--- CHALLENGE ---
Write out every single entry exactly.

::::::::

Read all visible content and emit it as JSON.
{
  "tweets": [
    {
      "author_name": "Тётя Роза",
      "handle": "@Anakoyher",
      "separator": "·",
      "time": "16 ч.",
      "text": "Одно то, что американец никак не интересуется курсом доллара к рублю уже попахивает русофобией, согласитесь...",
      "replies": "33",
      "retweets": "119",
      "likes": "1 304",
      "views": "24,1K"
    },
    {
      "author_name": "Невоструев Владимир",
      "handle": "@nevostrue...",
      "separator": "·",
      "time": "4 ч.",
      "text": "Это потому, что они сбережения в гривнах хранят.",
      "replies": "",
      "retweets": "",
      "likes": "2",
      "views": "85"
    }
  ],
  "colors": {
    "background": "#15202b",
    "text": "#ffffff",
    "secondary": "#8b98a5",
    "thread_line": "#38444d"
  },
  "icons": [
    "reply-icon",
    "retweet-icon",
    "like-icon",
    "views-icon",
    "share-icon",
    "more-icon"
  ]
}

::::::::

--- EXERCISE RESPONSE ---
Read all visible content and emit it as JSON.
{
  "tweets": [
    {
      "author_name": "Тётя Роза",
      "handle": "@Anakoyher",
      "separator": "·",
      "time": "16 ч.",
      "text": "Одно то, что американец никак не интересуется курсом доллара к рублю уже попахивает русофобией, согласитесь...",
      "replies": "33",
      "retweets": "119",
      "likes": "1 304",
      "views": "24,1K"
    },
    {
      "author_name": "Невоструев Владимир",
      "handle": "@nevostrue...",
      "separator": "·",
      "time": "4 ч.",
      "text": "Это потому, что они сбережения в гривнах хранят.",
      "replies": "",
      "retweets": "",
      "likes": "2",
      "views": "85"
    }
  ],
  "colors": {
    "background": "#15202b",
    "text": "#ffffff",
    "secondary": "#8b98a5",
    "thread_line": "#38444d"
  },
  "icons": [
    "reply-icon",
    "retweet-icon",
    "like-icon",
    "views-icon",
    "share-icon",
    "more-icon"
  ]
}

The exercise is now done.